What this task involves:
Below are some records; retype all of them exactly.

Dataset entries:
/---

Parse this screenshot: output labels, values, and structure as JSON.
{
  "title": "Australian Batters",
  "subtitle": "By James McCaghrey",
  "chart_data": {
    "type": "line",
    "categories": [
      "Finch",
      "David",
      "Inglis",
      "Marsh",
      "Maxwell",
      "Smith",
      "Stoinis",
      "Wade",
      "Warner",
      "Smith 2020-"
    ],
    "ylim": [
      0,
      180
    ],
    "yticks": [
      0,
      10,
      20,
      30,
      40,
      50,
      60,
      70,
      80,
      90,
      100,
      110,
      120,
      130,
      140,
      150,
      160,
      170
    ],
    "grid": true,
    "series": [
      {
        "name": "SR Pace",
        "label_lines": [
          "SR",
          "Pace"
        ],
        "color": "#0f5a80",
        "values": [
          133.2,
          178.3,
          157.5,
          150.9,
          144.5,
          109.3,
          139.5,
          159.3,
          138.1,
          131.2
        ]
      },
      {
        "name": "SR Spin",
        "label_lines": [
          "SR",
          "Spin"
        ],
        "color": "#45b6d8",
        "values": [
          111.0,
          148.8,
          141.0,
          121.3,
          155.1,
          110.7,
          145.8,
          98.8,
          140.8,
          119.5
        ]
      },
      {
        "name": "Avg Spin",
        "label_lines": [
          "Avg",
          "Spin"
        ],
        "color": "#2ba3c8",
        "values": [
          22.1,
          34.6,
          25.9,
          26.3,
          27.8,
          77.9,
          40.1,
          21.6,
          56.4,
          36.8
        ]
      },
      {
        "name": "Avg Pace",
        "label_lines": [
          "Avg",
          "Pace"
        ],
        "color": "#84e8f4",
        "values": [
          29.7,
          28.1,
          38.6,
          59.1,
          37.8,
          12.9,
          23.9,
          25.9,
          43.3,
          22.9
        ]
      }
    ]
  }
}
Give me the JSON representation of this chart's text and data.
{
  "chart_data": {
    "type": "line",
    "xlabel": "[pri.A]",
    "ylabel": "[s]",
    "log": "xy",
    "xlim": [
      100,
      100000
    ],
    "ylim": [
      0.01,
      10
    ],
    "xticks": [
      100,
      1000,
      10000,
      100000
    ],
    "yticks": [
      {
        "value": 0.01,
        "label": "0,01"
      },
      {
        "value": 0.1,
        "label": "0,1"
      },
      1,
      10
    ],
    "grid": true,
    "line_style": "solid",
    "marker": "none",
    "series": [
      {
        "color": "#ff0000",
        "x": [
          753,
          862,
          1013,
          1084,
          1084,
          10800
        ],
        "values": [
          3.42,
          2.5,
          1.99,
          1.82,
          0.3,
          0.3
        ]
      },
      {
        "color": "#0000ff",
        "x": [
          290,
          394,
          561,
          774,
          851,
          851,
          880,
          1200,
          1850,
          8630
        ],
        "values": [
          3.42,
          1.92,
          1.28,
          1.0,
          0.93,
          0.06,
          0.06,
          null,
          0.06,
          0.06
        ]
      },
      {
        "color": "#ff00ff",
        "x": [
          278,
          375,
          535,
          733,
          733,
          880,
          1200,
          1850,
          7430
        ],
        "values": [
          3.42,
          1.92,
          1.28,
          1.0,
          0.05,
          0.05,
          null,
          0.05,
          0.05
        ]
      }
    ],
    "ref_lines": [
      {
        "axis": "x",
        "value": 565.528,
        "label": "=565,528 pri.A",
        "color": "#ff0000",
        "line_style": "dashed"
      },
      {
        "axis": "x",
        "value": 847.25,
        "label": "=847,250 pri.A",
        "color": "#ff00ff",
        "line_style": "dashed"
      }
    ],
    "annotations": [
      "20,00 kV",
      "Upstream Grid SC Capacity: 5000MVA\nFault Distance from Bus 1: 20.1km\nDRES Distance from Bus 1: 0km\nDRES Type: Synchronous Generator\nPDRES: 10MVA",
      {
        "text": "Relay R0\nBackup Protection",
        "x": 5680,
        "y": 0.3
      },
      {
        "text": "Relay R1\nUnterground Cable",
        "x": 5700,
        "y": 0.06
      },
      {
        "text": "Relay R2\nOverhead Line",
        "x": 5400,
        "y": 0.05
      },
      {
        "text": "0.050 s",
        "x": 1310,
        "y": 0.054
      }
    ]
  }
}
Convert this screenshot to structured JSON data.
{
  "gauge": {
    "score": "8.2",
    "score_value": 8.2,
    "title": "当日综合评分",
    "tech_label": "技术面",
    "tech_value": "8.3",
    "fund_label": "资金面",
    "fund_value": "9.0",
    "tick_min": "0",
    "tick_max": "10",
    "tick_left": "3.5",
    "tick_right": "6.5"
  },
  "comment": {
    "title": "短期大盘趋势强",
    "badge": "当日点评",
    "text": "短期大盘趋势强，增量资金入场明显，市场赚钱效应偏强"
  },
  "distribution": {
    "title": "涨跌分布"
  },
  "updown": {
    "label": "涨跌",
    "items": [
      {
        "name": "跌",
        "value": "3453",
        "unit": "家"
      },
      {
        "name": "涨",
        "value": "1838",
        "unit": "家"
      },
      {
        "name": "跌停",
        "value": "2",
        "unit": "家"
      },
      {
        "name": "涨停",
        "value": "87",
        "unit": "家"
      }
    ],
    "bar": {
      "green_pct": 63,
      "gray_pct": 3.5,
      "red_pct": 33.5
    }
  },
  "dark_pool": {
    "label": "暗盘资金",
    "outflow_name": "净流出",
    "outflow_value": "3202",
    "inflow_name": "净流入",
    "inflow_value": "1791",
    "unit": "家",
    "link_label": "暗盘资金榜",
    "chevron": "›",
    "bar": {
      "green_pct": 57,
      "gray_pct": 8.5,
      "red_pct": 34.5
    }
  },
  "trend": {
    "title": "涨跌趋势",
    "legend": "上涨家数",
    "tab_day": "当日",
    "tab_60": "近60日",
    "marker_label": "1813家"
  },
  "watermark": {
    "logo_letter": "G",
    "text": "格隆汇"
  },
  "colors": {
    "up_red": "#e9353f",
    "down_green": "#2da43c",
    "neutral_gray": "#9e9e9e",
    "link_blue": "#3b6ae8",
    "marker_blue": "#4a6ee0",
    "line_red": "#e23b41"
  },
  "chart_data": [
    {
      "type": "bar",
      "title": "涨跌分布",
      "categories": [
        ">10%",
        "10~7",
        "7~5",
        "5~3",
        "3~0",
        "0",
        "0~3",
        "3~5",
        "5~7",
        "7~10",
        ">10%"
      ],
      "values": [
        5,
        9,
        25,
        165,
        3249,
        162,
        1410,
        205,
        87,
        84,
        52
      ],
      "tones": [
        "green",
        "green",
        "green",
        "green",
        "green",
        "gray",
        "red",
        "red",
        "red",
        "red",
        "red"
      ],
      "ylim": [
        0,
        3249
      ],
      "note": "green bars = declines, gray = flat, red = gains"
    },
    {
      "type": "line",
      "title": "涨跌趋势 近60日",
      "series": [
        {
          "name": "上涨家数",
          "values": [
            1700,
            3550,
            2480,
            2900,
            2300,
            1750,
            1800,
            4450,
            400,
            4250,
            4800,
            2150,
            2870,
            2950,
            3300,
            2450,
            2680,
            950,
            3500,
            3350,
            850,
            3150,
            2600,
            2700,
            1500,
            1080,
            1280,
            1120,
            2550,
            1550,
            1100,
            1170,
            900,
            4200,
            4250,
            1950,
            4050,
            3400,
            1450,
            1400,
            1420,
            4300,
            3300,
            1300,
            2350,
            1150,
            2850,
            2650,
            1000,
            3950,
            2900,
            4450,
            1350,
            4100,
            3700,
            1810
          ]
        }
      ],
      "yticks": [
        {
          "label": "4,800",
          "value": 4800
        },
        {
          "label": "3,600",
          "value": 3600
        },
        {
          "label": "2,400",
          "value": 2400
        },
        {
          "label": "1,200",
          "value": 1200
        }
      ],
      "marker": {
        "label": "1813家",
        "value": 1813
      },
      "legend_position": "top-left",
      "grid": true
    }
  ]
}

\---

Output for this task:
Parse this screenshot: output labels, values, and structure as JSON.
{
  "title": "Australian Batters",
  "subtitle": "By James McCaghrey",
  "chart_data": {
    "type": "line",
    "categories": [
      "Finch",
      "David",
      "Inglis",
      "Marsh",
      "Maxwell",
      "Smith",
      "Stoinis",
      "Wade",
      "Warner",
      "Smith 2020-"
    ],
    "ylim": [
      0,
      180
    ],
    "yticks": [
      0,
      10,
      20,
      30,
      40,
      50,
      60,
      70,
      80,
      90,
      100,
      110,
      120,
      130,
      140,
      150,
      160,
      170
    ],
    "grid": true,
    "series": [
      {
        "name": "SR Pace",
        "label_lines": [
          "SR",
          "Pace"
        ],
        "color": "#0f5a80",
        "values": [
          133.2,
          178.3,
          157.5,
          150.9,
          144.5,
          109.3,
          139.5,
          159.3,
          138.1,
          131.2
        ]
      },
      {
        "name": "SR Spin",
        "label_lines": [
          "SR",
          "Spin"
        ],
        "color": "#45b6d8",
        "values": [
          111.0,
          148.8,
          141.0,
          121.3,
          155.1,
          110.7,
          145.8,
          98.8,
          140.8,
          119.5
        ]
      },
      {
        "name": "Avg Spin",
        "label_lines": [
          "Avg",
          "Spin"
        ],
        "color": "#2ba3c8",
        "values": [
          22.1,
          34.6,
          25.9,
          26.3,
          27.8,
          77.9,
          40.1,
          21.6,
          56.4,
          36.8
        ]
      },
      {
        "name": "Avg Pace",
        "label_lines": [
          "Avg",
          "Pace"
        ],
        "color": "#84e8f4",
        "values": [
          29.7,
          28.1,
          38.6,
          59.1,
          37.8,
          12.9,
          23.9,
          25.9,
          43.3,
          22.9
        ]
      }
    ]
  }
}
Give me the JSON representation of this chart's text and data.
{
  "chart_data": {
    "type": "line",
    "xlabel": "[pri.A]",
    "ylabel": "[s]",
    "log": "xy",
    "xlim": [
      100,
      100000
    ],
    "ylim": [
      0.01,
      10
    ],
    "xticks": [
      100,
      1000,
      10000,
      100000
    ],
    "yticks": [
      {
        "value": 0.01,
        "label": "0,01"
      },
      {
        "value": 0.1,
        "label": "0,1"
      },
      1,
      10
    ],
    "grid": true,
    "line_style": "solid",
    "marker": "none",
    "series": [
      {
        "color": "#ff0000",
        "x": [
          753,
          862,
          1013,
          1084,
          1084,
          10800
        ],
        "values": [
          3.42,
          2.5,
          1.99,
          1.82,
          0.3,
          0.3
        ]
      },
      {
        "color": "#0000ff",
        "x": [
          290,
          394,
          561,
          774,
          851,
          851,
          880,
          1200,
          1850,
          8630
        ],
        "values": [
          3.42,
          1.92,
          1.28,
          1.0,
          0.93,
          0.06,
          0.06,
          null,
          0.06,
          0.06
        ]
      },
      {
        "color": "#ff00ff",
        "x": [
          278,
          375,
          535,
          733,
          733,
          880,
          1200,
          1850,
          7430
        ],
        "values": [
          3.42,
          1.92,
          1.28,
          1.0,
          0.05,
          0.05,
          null,
          0.05,
          0.05
        ]
      }
    ],
    "ref_lines": [
      {
        "axis": "x",
        "value": 565.528,
        "label": "=565,528 pri.A",
        "color": "#ff0000",
        "line_style": "dashed"
      },
      {
        "axis": "x",
        "value": 847.25,
        "label": "=847,250 pri.A",
        "color": "#ff00ff",
        "line_style": "dashed"
      }
    ],
    "annotations": [
      "20,00 kV",
      "Upstream Grid SC Capacity: 5000MVA\nFault Distance from Bus 1: 20.1km\nDRES Distance from Bus 1: 0km\nDRES Type: Synchronous Generator\nPDRES: 10MVA",
      {
        "text": "Relay R0\nBackup Protection",
        "x": 5680,
        "y": 0.3
      },
      {
        "text": "Relay R1\nUnterground Cable",
        "x": 5700,
        "y": 0.06
      },
      {
        "text": "Relay R2\nOverhead Line",
        "x": 5400,
        "y": 0.05
      },
      {
        "text": "0.050 s",
        "x": 1310,
        "y": 0.054
      }
    ]
  }
}
Convert this screenshot to structured JSON data.
{
  "gauge": {
    "score": "8.2",
    "score_value": 8.2,
    "title": "当日综合评分",
    "tech_label": "技术面",
    "tech_value": "8.3",
    "fund_label": "资金面",
    "fund_value": "9.0",
    "tick_min": "0",
    "tick_max": "10",
    "tick_left": "3.5",
    "tick_right": "6.5"
  },
  "comment": {
    "title": "短期大盘趋势强",
    "badge": "当日点评",
    "text": "短期大盘趋势强，增量资金入场明显，市场赚钱效应偏强"
  },
  "distribution": {
    "title": "涨跌分布"
  },
  "updown": {
    "label": "涨跌",
    "items": [
      {
        "name": "跌",
        "value": "3453",
        "unit": "家"
      },
      {
        "name": "涨",
        "value": "1838",
        "unit": "家"
      },
      {
        "name": "跌停",
        "value": "2",
        "unit": "家"
      },
      {
        "name": "涨停",
        "value": "87",
        "unit": "家"
      }
    ],
    "bar": {
      "green_pct": 63,
      "gray_pct": 3.5,
      "red_pct": 33.5
    }
  },
  "dark_pool": {
    "label": "暗盘资金",
    "outflow_name": "净流出",
    "outflow_value": "3202",
    "inflow_name": "净流入",
    "inflow_value": "1791",
    "unit": "家",
    "link_label": "暗盘资金榜",
    "chevron": "›",
    "bar": {
      "green_pct": 57,
      "gray_pct": 8.5,
      "red_pct": 34.5
    }
  },
  "trend": {
    "title": "涨跌趋势",
    "legend": "上涨家数",
    "tab_day": "当日",
    "tab_60": "近60日",
    "marker_label": "1813家"
  },
  "watermark": {
    "logo_letter": "G",
    "text": "格隆汇"
  },
  "colors": {
    "up_red": "#e9353f",
    "down_green": "#2da43c",
    "neutral_gray": "#9e9e9e",
    "link_blue": "#3b6ae8",
    "marker_blue": "#4a6ee0",
    "line_red": "#e23b41"
  },
  "chart_data": [
    {
      "type": "bar",
      "title": "涨跌分布",
      "categories": [
        ">10%",
        "10~7",
        "7~5",
        "5~3",
        "3~0",
        "0",
        "0~3",
        "3~5",
        "5~7",
        "7~10",
        ">10%"
      ],
      "values": [
        5,
        9,
        25,
        165,
        3249,
        162,
        1410,
        205,
        87,
        84,
        52
      ],
      "tones": [
        "green",
        "green",
        "green",
        "green",
        "green",
        "gray",
        "red",
        "red",
        "red",
        "red",
        "red"
      ],
      "ylim": [
        0,
        3249
      ],
      "note": "green bars = declines, gray = flat, red = gains"
    },
    {
      "type": "line",
      "title": "涨跌趋势 近60日",
      "series": [
        {
          "name": "上涨家数",
          "values": [
            1700,
            3550,
            2480,
            2900,
            2300,
            1750,
            1800,
            4450,
            400,
            4250,
            4800,
            2150,
            2870,
            2950,
            3300,
            2450,
            2680,
            950,
            3500,
            3350,
            850,
            3150,
            2600,
            2700,
            1500,
            1080,
            1280,
            1120,
            2550,
            1550,
            1100,
            1170,
            900,
            4200,
            4250,
            1950,
            4050,
            3400,
            1450,
            1400,
            1420,
            4300,
            3300,
            1300,
            2350,
            1150,
            2850,
            2650,
            1000,
            3950,
            2900,
            4450,
            1350,
            4100,
            3700,
            1810
          ]
        }
      ],
      "yticks": [
        {
          "label": "4,800",
          "value": 4800
        },
        {
          "label": "3,600",
          "value": 3600
        },
        {
          "label": "2,400",
          "value": 2400
        },
        {
          "label": "1,200",
          "value": 1200
        }
      ],
      "marker": {
        "label": "1813家",
        "value": 1813
      },
      "legend_position": "top-left",
      "grid": true
    }
  ]
}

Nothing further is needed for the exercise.